*** The input

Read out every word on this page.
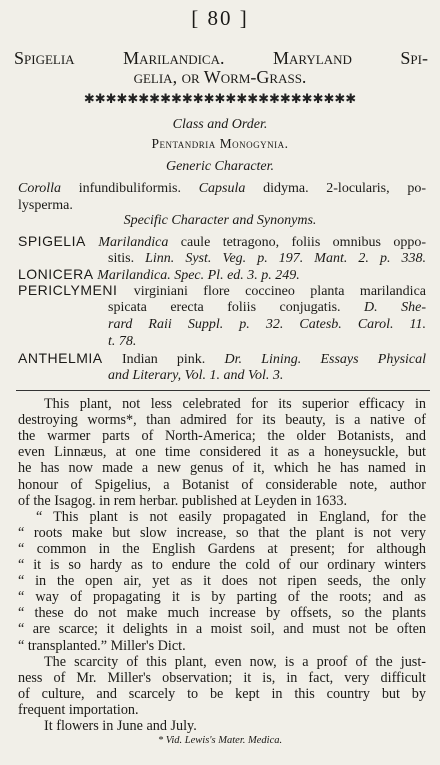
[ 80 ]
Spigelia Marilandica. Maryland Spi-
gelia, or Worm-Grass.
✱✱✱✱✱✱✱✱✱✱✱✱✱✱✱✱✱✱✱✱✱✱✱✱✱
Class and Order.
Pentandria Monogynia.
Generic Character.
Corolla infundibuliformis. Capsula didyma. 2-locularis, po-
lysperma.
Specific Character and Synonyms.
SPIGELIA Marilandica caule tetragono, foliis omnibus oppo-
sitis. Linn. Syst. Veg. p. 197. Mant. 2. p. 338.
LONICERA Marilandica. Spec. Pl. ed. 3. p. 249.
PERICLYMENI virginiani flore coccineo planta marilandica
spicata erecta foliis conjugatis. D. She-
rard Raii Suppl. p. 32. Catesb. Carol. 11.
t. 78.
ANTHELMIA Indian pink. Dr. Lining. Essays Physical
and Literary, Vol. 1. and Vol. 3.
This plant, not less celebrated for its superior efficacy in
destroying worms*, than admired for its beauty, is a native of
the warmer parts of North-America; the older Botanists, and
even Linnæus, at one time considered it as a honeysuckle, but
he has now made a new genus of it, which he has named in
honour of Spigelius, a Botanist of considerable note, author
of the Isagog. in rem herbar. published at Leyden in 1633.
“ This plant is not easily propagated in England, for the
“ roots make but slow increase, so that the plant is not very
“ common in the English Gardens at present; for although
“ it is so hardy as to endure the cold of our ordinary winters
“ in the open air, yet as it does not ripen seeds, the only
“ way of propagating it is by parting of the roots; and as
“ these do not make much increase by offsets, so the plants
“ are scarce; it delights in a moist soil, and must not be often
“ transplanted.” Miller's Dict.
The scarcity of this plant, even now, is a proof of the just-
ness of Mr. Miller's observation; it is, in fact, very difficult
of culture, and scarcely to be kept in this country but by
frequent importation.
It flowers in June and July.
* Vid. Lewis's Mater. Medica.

******
*** The input

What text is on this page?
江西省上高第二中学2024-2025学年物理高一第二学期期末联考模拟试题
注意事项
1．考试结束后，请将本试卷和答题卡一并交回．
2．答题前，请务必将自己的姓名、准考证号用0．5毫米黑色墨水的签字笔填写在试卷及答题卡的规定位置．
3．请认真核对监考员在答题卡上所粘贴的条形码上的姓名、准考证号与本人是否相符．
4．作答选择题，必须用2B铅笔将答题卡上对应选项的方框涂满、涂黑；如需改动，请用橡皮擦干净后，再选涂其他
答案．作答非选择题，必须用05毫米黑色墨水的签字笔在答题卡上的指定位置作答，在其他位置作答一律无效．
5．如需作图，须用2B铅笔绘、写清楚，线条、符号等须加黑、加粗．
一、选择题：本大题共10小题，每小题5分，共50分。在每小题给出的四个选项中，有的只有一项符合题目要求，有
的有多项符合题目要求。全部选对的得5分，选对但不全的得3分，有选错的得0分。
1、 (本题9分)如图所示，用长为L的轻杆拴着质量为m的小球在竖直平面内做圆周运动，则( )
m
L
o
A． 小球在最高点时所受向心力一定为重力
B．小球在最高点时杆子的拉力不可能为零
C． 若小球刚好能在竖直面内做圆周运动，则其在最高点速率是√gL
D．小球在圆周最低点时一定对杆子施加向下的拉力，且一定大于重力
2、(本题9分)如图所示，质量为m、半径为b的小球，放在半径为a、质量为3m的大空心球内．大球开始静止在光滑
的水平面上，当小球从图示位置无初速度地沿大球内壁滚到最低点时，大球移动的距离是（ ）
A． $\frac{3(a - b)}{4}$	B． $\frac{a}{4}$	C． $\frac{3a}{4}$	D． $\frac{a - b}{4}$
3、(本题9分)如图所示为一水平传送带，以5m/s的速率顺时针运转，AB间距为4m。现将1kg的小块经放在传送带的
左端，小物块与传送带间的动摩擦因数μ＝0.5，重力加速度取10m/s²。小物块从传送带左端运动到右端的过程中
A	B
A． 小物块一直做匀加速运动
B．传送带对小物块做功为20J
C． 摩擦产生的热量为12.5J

******

*What is expected*:
Report how many lines in these entries contain "page". Answer with the number only.

*Task response*:
2